Data listing
------------------------------------------------------------------------

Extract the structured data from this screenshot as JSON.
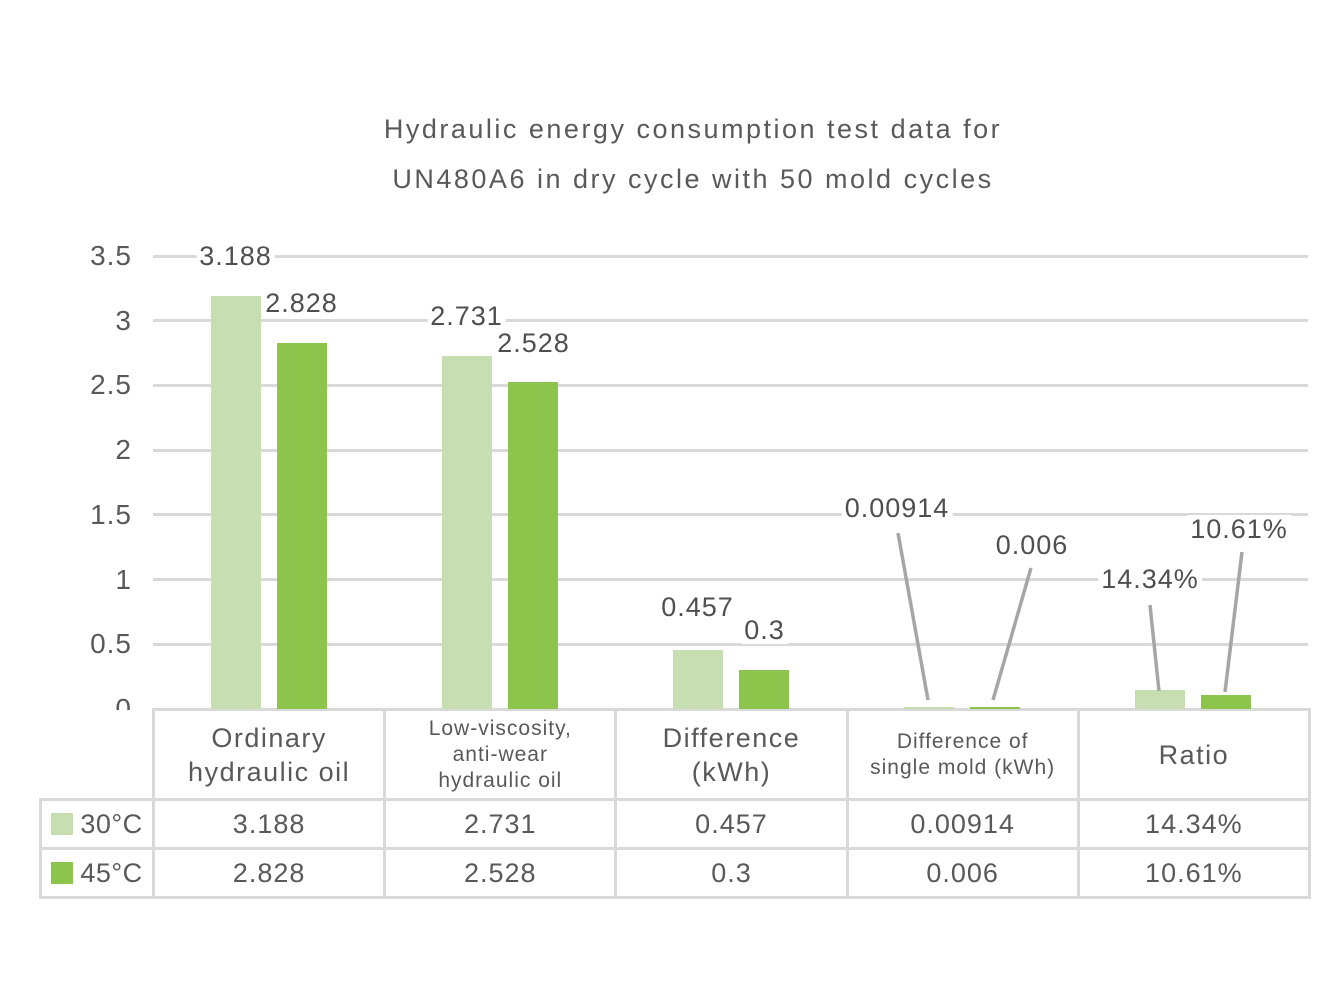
{
  "title": {
    "line1": "Hydraulic energy consumption test data for",
    "line2": "UN480A6 in dry cycle with 50 mold cycles"
  },
  "chart_data": {
    "type": "bar",
    "title": "Hydraulic energy consumption test data for UN480A6 in dry cycle with 50 mold cycles",
    "categories": [
      "Ordinary hydraulic oil",
      "Low-viscosity, anti-wear hydraulic oil",
      "Difference (kWh)",
      "Difference of single mold (kWh)",
      "Ratio"
    ],
    "series": [
      {
        "name": "30°C",
        "color": "#c7ddb2",
        "values": [
          3.188,
          2.731,
          0.457,
          0.00914,
          0.1434
        ],
        "labels": [
          "3.188",
          "2.731",
          "0.457",
          "0.00914",
          "14.34%"
        ]
      },
      {
        "name": "45°C",
        "color": "#8cc44c",
        "values": [
          2.828,
          2.528,
          0.3,
          0.006,
          0.1061
        ],
        "labels": [
          "2.828",
          "2.528",
          "0.3",
          "0.006",
          "10.61%"
        ]
      }
    ],
    "ylim": [
      0,
      3.5
    ],
    "yticks": [
      "0",
      "0.5",
      "1",
      "1.5",
      "2",
      "2.5",
      "3",
      "3.5"
    ],
    "grid": true,
    "legend_position": "table rows below chart"
  },
  "table": {
    "headers": [
      "Ordinary\nhydraulic oil",
      "Low-viscosity,\nanti-wear\nhydraulic oil",
      "Difference\n(kWh)",
      "Difference of\nsingle mold (kWh)",
      "Ratio"
    ],
    "rows": [
      {
        "legend": "30°C",
        "swatch": "#c7ddb2",
        "values": [
          "3.188",
          "2.731",
          "0.457",
          "0.00914",
          "14.34%"
        ]
      },
      {
        "legend": "45°C",
        "swatch": "#8cc44c",
        "values": [
          "2.828",
          "2.528",
          "0.3",
          "0.006",
          "10.61%"
        ]
      }
    ]
  },
  "colors": {
    "grid": "#d9d9d9",
    "table_border": "#d9d9d9",
    "leader_line": "#a6a6a6",
    "text": "#595959",
    "series_30c": "#c7ddb2",
    "series_45c": "#8cc44c"
  }
}
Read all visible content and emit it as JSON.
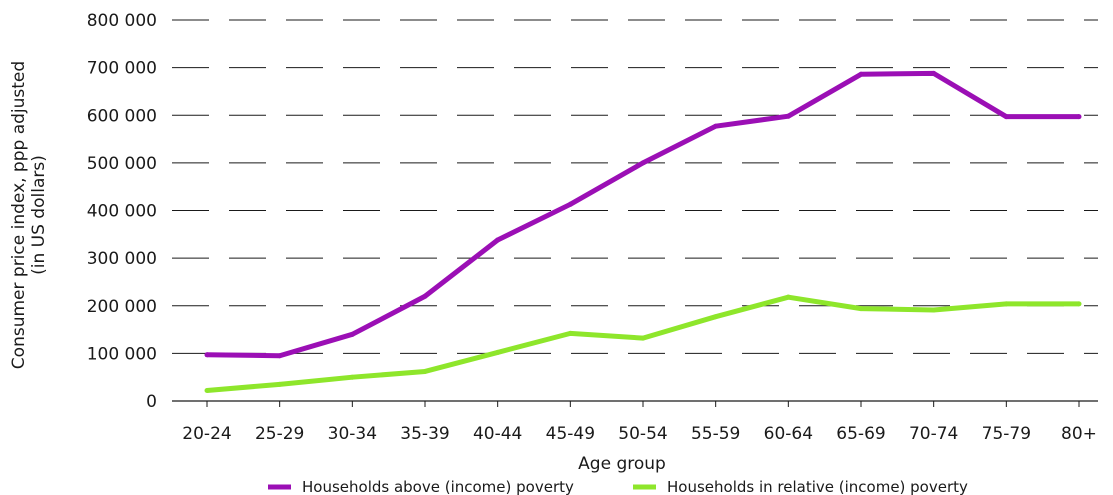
{
  "chart_data": {
    "type": "line",
    "title": "",
    "xlabel": "Age group",
    "ylabel": [
      "Consumer price index, ppp adjusted",
      "(in US dollars)"
    ],
    "categories": [
      "20-24",
      "25-29",
      "30-34",
      "35-39",
      "40-44",
      "45-49",
      "50-54",
      "55-59",
      "60-64",
      "65-69",
      "70-74",
      "75-79",
      "80+"
    ],
    "ylim": [
      0,
      800000
    ],
    "yticks": [
      0,
      100000,
      200000,
      300000,
      400000,
      500000,
      600000,
      700000,
      800000
    ],
    "ytick_labels": [
      "0",
      "100 000",
      "200 000",
      "300 000",
      "400 000",
      "500 000",
      "600 000",
      "700 000",
      "800 000"
    ],
    "grid": "horizontal dashed",
    "legend_position": "bottom",
    "series": [
      {
        "name": "Households above (income) poverty",
        "color": "#9b0fb5",
        "values": [
          97000,
          95000,
          140000,
          220000,
          338000,
          413000,
          500000,
          577000,
          598000,
          686000,
          688000,
          597000,
          597000
        ]
      },
      {
        "name": "Households in relative (income) poverty",
        "color": "#8ee62b",
        "values": [
          22000,
          35000,
          50000,
          62000,
          102000,
          142000,
          132000,
          177000,
          218000,
          194000,
          191000,
          204000,
          204000
        ]
      }
    ]
  }
}
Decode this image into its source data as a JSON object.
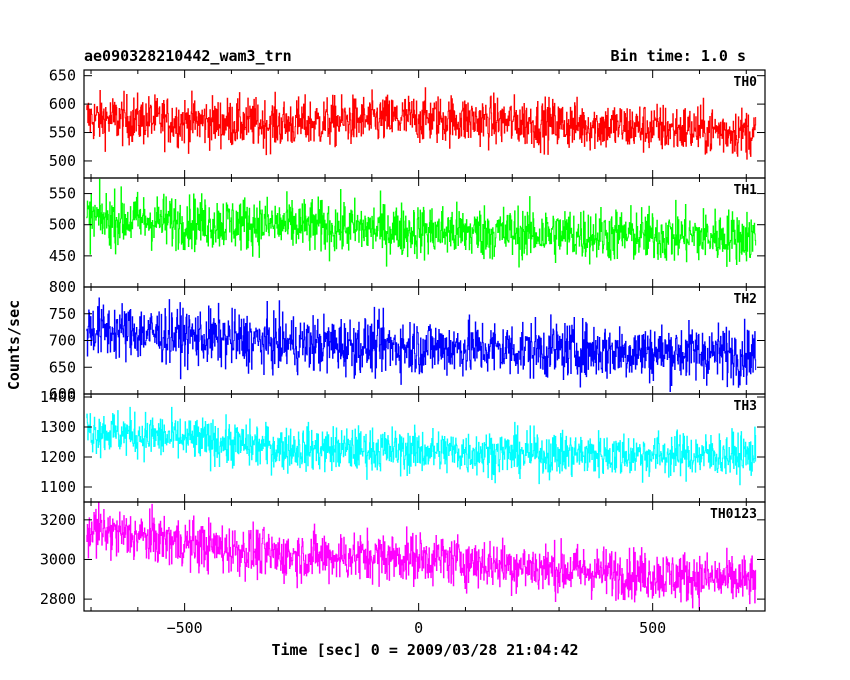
{
  "chart_data": {
    "type": "line",
    "title": "ae090328210442_wam3_trn",
    "bin_time_label": "Bin time: 1.0 s",
    "xlabel": "Time [sec] 0 = 2009/03/28 21:04:42",
    "ylabel": "Counts/sec",
    "xlim": [
      -715,
      740
    ],
    "x_ticks": [
      -500,
      0,
      500
    ],
    "x_data_range": [
      -710,
      720
    ],
    "bin_seconds": 1.0,
    "panels": [
      {
        "name": "TH0",
        "color": "#ff0000",
        "ylim": [
          470,
          660
        ],
        "y_ticks": [
          500,
          550,
          600,
          650
        ],
        "trend": [
          [
            -710,
            575
          ],
          [
            -300,
            565
          ],
          [
            0,
            575
          ],
          [
            300,
            565
          ],
          [
            720,
            550
          ]
        ],
        "noise_sd": 22
      },
      {
        "name": "TH1",
        "color": "#00ff00",
        "ylim": [
          400,
          575
        ],
        "y_ticks": [
          450,
          500,
          550
        ],
        "trend": [
          [
            -710,
            510
          ],
          [
            -300,
            500
          ],
          [
            0,
            490
          ],
          [
            300,
            485
          ],
          [
            720,
            480
          ]
        ],
        "noise_sd": 22
      },
      {
        "name": "TH2",
        "color": "#0000ff",
        "ylim": [
          600,
          800
        ],
        "y_ticks": [
          600,
          650,
          700,
          750,
          800
        ],
        "trend": [
          [
            -710,
            722
          ],
          [
            -300,
            695
          ],
          [
            0,
            688
          ],
          [
            300,
            682
          ],
          [
            720,
            675
          ]
        ],
        "noise_sd": 27
      },
      {
        "name": "TH3",
        "color": "#00ffff",
        "ylim": [
          1050,
          1410
        ],
        "y_ticks": [
          1100,
          1200,
          1300,
          1400
        ],
        "trend": [
          [
            -710,
            1290
          ],
          [
            -300,
            1230
          ],
          [
            0,
            1220
          ],
          [
            300,
            1210
          ],
          [
            720,
            1205
          ]
        ],
        "noise_sd": 38
      },
      {
        "name": "TH0123",
        "color": "#ff00ff",
        "ylim": [
          2740,
          3290
        ],
        "y_ticks": [
          2800,
          3000,
          3200
        ],
        "trend": [
          [
            -710,
            3150
          ],
          [
            -300,
            3020
          ],
          [
            0,
            3010
          ],
          [
            300,
            2950
          ],
          [
            720,
            2890
          ]
        ],
        "noise_sd": 65
      }
    ],
    "grid": false,
    "legend": "none"
  }
}
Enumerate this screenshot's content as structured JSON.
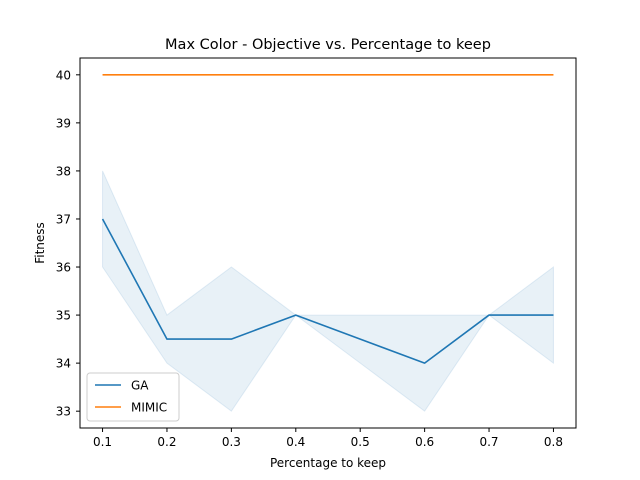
{
  "chart_data": {
    "type": "line",
    "title": "Max Color - Objective vs. Percentage to keep",
    "xlabel": "Percentage to keep",
    "ylabel": "Fitness",
    "xlim": [
      0.065,
      0.835
    ],
    "ylim": [
      32.65,
      40.35
    ],
    "x_ticks": [
      "0.1",
      "0.2",
      "0.3",
      "0.4",
      "0.5",
      "0.6",
      "0.7",
      "0.8"
    ],
    "y_ticks": [
      "33",
      "34",
      "35",
      "36",
      "37",
      "38",
      "39",
      "40"
    ],
    "grid": false,
    "legend_position": "lower-left",
    "x": [
      0.1,
      0.2,
      0.3,
      0.4,
      0.5,
      0.6,
      0.7,
      0.8
    ],
    "series": [
      {
        "name": "GA",
        "color": "#1f77b4",
        "values": [
          37,
          34.5,
          34.5,
          35,
          null,
          34,
          35,
          35
        ],
        "band_upper": [
          38,
          35,
          36,
          35,
          null,
          35,
          35,
          36
        ],
        "band_lower": [
          36,
          34,
          33,
          35,
          null,
          33,
          35,
          34
        ]
      },
      {
        "name": "MIMIC",
        "color": "#ff7f0e",
        "values": [
          40,
          40,
          40,
          40,
          40,
          40,
          40,
          40
        ]
      }
    ]
  }
}
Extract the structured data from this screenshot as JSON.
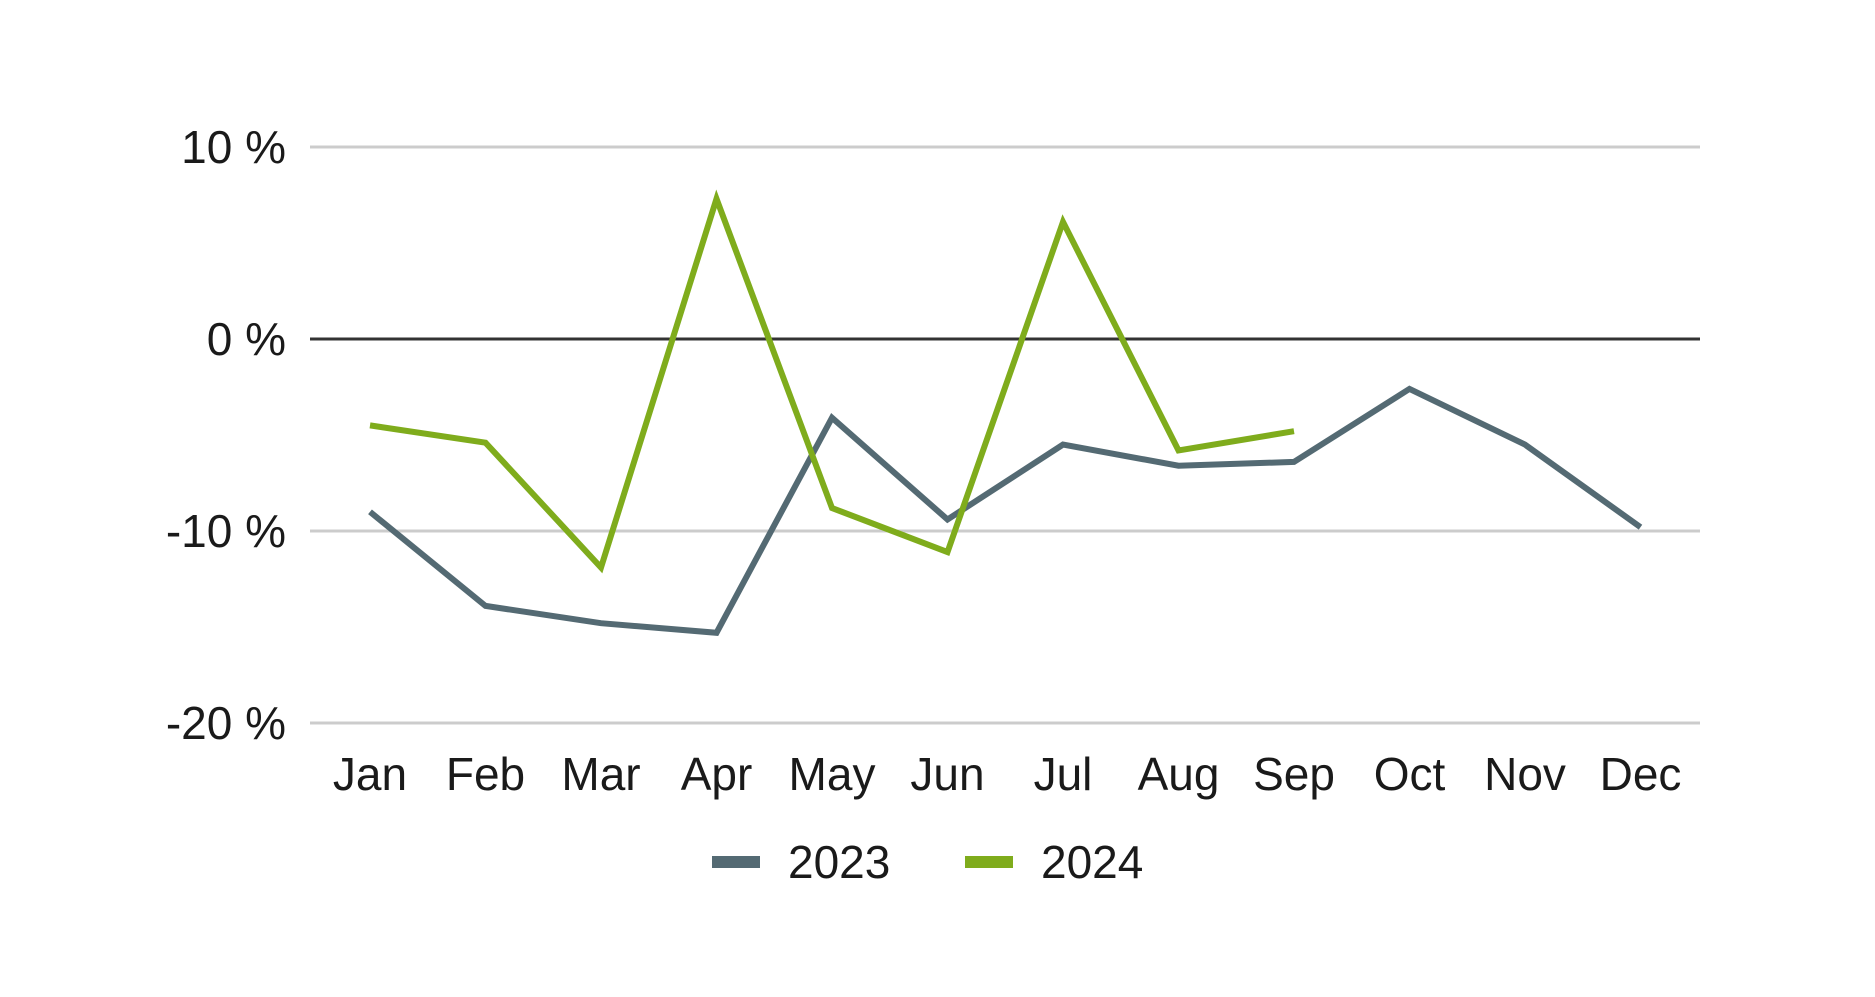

------------------------------------------------------------------------

The exercise
Extract the full listing exactly, with the pictures left out.

Task output
Extract the structured data from this screenshot as JSON.
{
  "title": {
    "line1": "Hydraulic energy consumption test data for",
    "line2": "UN480A6 in dry cycle with 50 mold cycles"
  },
  "chart_data": {
    "type": "bar",
    "title": "Hydraulic energy consumption test data for UN480A6 in dry cycle with 50 mold cycles",
    "categories": [
      "Ordinary hydraulic oil",
      "Low-viscosity, anti-wear hydraulic oil",
      "Difference (kWh)",
      "Difference of single mold (kWh)",
      "Ratio"
    ],
    "series": [
      {
        "name": "30°C",
        "color": "#c7ddb2",
        "values": [
          3.188,
          2.731,
          0.457,
          0.00914,
          0.1434
        ],
        "labels": [
          "3.188",
          "2.731",
          "0.457",
          "0.00914",
          "14.34%"
        ]
      },
      {
        "name": "45°C",
        "color": "#8cc44c",
        "values": [
          2.828,
          2.528,
          0.3,
          0.006,
          0.1061
        ],
        "labels": [
          "2.828",
          "2.528",
          "0.3",
          "0.006",
          "10.61%"
        ]
      }
    ],
    "ylim": [
      0,
      3.5
    ],
    "yticks": [
      "0",
      "0.5",
      "1",
      "1.5",
      "2",
      "2.5",
      "3",
      "3.5"
    ],
    "grid": true,
    "legend_position": "table rows below chart"
  },
  "table": {
    "headers": [
      "Ordinary\nhydraulic oil",
      "Low-viscosity,\nanti-wear\nhydraulic oil",
      "Difference\n(kWh)",
      "Difference of\nsingle mold (kWh)",
      "Ratio"
    ],
    "rows": [
      {
        "legend": "30°C",
        "swatch": "#c7ddb2",
        "values": [
          "3.188",
          "2.731",
          "0.457",
          "0.00914",
          "14.34%"
        ]
      },
      {
        "legend": "45°C",
        "swatch": "#8cc44c",
        "values": [
          "2.828",
          "2.528",
          "0.3",
          "0.006",
          "10.61%"
        ]
      }
    ]
  },
  "colors": {
    "grid": "#d9d9d9",
    "table_border": "#d9d9d9",
    "leader_line": "#a6a6a6",
    "text": "#595959",
    "series_30c": "#c7ddb2",
    "series_45c": "#8cc44c"
  }
}
Read all visible content and emit it as JSON.
{
  "chart_data": {
    "type": "line",
    "title": "",
    "xlabel": "Age group",
    "ylabel": [
      "Consumer price index, ppp adjusted",
      "(in US dollars)"
    ],
    "categories": [
      "20-24",
      "25-29",
      "30-34",
      "35-39",
      "40-44",
      "45-49",
      "50-54",
      "55-59",
      "60-64",
      "65-69",
      "70-74",
      "75-79",
      "80+"
    ],
    "ylim": [
      0,
      800000
    ],
    "yticks": [
      0,
      100000,
      200000,
      300000,
      400000,
      500000,
      600000,
      700000,
      800000
    ],
    "ytick_labels": [
      "0",
      "100 000",
      "200 000",
      "300 000",
      "400 000",
      "500 000",
      "600 000",
      "700 000",
      "800 000"
    ],
    "grid": "horizontal dashed",
    "legend_position": "bottom",
    "series": [
      {
        "name": "Households above (income) poverty",
        "color": "#9b0fb5",
        "values": [
          97000,
          95000,
          140000,
          220000,
          338000,
          413000,
          500000,
          577000,
          598000,
          686000,
          688000,
          597000,
          597000
        ]
      },
      {
        "name": "Households in relative (income) poverty",
        "color": "#8ee62b",
        "values": [
          22000,
          35000,
          50000,
          62000,
          102000,
          142000,
          132000,
          177000,
          218000,
          194000,
          191000,
          204000,
          204000
        ]
      }
    ]
  }
}
Decode this image into its source data as a JSON object.
{
  "chart_data": {
    "type": "line",
    "title": "ae090328210442_wam3_trn",
    "bin_time_label": "Bin time: 1.0 s",
    "xlabel": "Time [sec] 0 = 2009/03/28 21:04:42",
    "ylabel": "Counts/sec",
    "xlim": [
      -715,
      740
    ],
    "x_ticks": [
      -500,
      0,
      500
    ],
    "x_data_range": [
      -710,
      720
    ],
    "bin_seconds": 1.0,
    "panels": [
      {
        "name": "TH0",
        "color": "#ff0000",
        "ylim": [
          470,
          660
        ],
        "y_ticks": [
          500,
          550,
          600,
          650
        ],
        "trend": [
          [
            -710,
            575
          ],
          [
            -300,
            565
          ],
          [
            0,
            575
          ],
          [
            300,
            565
          ],
          [
            720,
            550
          ]
        ],
        "noise_sd": 22
      },
      {
        "name": "TH1",
        "color": "#00ff00",
        "ylim": [
          400,
          575
        ],
        "y_ticks": [
          450,
          500,
          550
        ],
        "trend": [
          [
            -710,
            510
          ],
          [
            -300,
            500
          ],
          [
            0,
            490
          ],
          [
            300,
            485
          ],
          [
            720,
            480
          ]
        ],
        "noise_sd": 22
      },
      {
        "name": "TH2",
        "color": "#0000ff",
        "ylim": [
          600,
          800
        ],
        "y_ticks": [
          600,
          650,
          700,
          750,
          800
        ],
        "trend": [
          [
            -710,
            722
          ],
          [
            -300,
            695
          ],
          [
            0,
            688
          ],
          [
            300,
            682
          ],
          [
            720,
            675
          ]
        ],
        "noise_sd": 27
      },
      {
        "name": "TH3",
        "color": "#00ffff",
        "ylim": [
          1050,
          1410
        ],
        "y_ticks": [
          1100,
          1200,
          1300,
          1400
        ],
        "trend": [
          [
            -710,
            1290
          ],
          [
            -300,
            1230
          ],
          [
            0,
            1220
          ],
          [
            300,
            1210
          ],
          [
            720,
            1205
          ]
        ],
        "noise_sd": 38
      },
      {
        "name": "TH0123",
        "color": "#ff00ff",
        "ylim": [
          2740,
          3290
        ],
        "y_ticks": [
          2800,
          3000,
          3200
        ],
        "trend": [
          [
            -710,
            3150
          ],
          [
            -300,
            3020
          ],
          [
            0,
            3010
          ],
          [
            300,
            2950
          ],
          [
            720,
            2890
          ]
        ],
        "noise_sd": 65
      }
    ],
    "grid": false,
    "legend": "none"
  }
}
Enumerate this screenshot's content as structured JSON.
{
  "chart_data": {
    "type": "line",
    "title": "Max Color - Objective vs. Percentage to keep",
    "xlabel": "Percentage to keep",
    "ylabel": "Fitness",
    "xlim": [
      0.065,
      0.835
    ],
    "ylim": [
      32.65,
      40.35
    ],
    "x_ticks": [
      "0.1",
      "0.2",
      "0.3",
      "0.4",
      "0.5",
      "0.6",
      "0.7",
      "0.8"
    ],
    "y_ticks": [
      "33",
      "34",
      "35",
      "36",
      "37",
      "38",
      "39",
      "40"
    ],
    "grid": false,
    "legend_position": "lower-left",
    "x": [
      0.1,
      0.2,
      0.3,
      0.4,
      0.5,
      0.6,
      0.7,
      0.8
    ],
    "series": [
      {
        "name": "GA",
        "color": "#1f77b4",
        "values": [
          37,
          34.5,
          34.5,
          35,
          null,
          34,
          35,
          35
        ],
        "band_upper": [
          38,
          35,
          36,
          35,
          null,
          35,
          35,
          36
        ],
        "band_lower": [
          36,
          34,
          33,
          35,
          null,
          33,
          35,
          34
        ]
      },
      {
        "name": "MIMIC",
        "color": "#ff7f0e",
        "values": [
          40,
          40,
          40,
          40,
          40,
          40,
          40,
          40
        ]
      }
    ]
  }
}
Extract the structured data from this screenshot as JSON.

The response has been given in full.